__Set problem__.
Give every line from the entries that contains "this".

__Data for the task__.
========================================

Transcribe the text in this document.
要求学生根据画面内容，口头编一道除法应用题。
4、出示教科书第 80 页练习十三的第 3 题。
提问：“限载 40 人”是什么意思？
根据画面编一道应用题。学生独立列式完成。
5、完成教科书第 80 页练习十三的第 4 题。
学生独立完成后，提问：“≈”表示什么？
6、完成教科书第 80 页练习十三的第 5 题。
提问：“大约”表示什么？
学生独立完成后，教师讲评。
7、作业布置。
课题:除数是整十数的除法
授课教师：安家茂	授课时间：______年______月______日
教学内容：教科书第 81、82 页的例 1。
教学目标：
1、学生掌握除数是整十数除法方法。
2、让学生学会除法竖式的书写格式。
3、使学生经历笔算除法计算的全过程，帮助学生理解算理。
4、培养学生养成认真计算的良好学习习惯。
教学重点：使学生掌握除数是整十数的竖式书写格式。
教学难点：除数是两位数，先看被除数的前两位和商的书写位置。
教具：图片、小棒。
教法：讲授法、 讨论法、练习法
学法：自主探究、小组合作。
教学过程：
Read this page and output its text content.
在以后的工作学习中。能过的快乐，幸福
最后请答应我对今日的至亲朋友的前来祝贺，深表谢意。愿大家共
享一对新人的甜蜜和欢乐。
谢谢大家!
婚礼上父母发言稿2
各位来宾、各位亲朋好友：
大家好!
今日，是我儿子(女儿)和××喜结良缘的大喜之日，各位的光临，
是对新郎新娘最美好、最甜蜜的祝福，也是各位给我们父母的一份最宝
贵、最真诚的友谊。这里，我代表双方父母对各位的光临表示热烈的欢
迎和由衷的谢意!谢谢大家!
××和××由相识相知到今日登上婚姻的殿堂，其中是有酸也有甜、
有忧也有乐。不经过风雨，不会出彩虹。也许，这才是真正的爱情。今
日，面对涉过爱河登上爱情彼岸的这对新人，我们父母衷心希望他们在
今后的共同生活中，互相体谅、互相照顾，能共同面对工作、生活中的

========================================

__Reply__.
Transcribe the text in this document.
Read this page and output its text content.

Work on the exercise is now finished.